*Problem requirements*:
Produce a verbatim copy of the entries listed below.

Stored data
-=-=-=-=-
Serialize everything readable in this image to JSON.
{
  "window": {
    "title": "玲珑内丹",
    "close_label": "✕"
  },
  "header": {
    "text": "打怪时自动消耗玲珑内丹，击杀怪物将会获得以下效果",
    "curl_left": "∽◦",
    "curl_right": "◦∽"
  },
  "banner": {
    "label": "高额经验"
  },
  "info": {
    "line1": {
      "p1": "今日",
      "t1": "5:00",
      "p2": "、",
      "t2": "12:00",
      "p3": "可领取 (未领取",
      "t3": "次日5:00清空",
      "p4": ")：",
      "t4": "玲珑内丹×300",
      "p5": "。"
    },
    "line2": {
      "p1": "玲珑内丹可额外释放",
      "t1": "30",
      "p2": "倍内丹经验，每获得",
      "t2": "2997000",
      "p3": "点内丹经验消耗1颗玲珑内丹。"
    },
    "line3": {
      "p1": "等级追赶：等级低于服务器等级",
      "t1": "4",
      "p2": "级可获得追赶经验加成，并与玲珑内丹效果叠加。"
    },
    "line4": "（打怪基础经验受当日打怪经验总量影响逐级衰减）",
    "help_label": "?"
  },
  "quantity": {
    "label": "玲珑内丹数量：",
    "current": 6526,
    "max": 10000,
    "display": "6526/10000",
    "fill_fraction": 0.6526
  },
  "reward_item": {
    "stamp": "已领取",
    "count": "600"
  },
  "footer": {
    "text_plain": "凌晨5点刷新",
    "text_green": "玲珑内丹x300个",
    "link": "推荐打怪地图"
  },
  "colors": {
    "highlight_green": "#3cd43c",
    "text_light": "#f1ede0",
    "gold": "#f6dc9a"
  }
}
-=-=-=-=-
*Solution to this task*:
Serialize everything readable in this image to JSON.
{
  "window": {
    "title": "玲珑内丹",
    "close_label": "✕"
  },
  "header": {
    "text": "打怪时自动消耗玲珑内丹，击杀怪物将会获得以下效果",
    "curl_left": "∽◦",
    "curl_right": "◦∽"
  },
  "banner": {
    "label": "高额经验"
  },
  "info": {
    "line1": {
      "p1": "今日",
      "t1": "5:00",
      "p2": "、",
      "t2": "12:00",
      "p3": "可领取 (未领取",
      "t3": "次日5:00清空",
      "p4": ")：",
      "t4": "玲珑内丹×300",
      "p5": "。"
    },
    "line2": {
      "p1": "玲珑内丹可额外释放",
      "t1": "30",
      "p2": "倍内丹经验，每获得",
      "t2": "2997000",
      "p3": "点内丹经验消耗1颗玲珑内丹。"
    },
    "line3": {
      "p1": "等级追赶：等级低于服务器等级",
      "t1": "4",
      "p2": "级可获得追赶经验加成，并与玲珑内丹效果叠加。"
    },
    "line4": "（打怪基础经验受当日打怪经验总量影响逐级衰减）",
    "help_label": "?"
  },
  "quantity": {
    "label": "玲珑内丹数量：",
    "current": 6526,
    "max": 10000,
    "display": "6526/10000",
    "fill_fraction": 0.6526
  },
  "reward_item": {
    "stamp": "已领取",
    "count": "600"
  },
  "footer": {
    "text_plain": "凌晨5点刷新",
    "text_green": "玲珑内丹x300个",
    "link": "推荐打怪地图"
  },
  "colors": {
    "highlight_green": "#3cd43c",
    "text_light": "#f1ede0",
    "gold": "#f6dc9a"
  }
}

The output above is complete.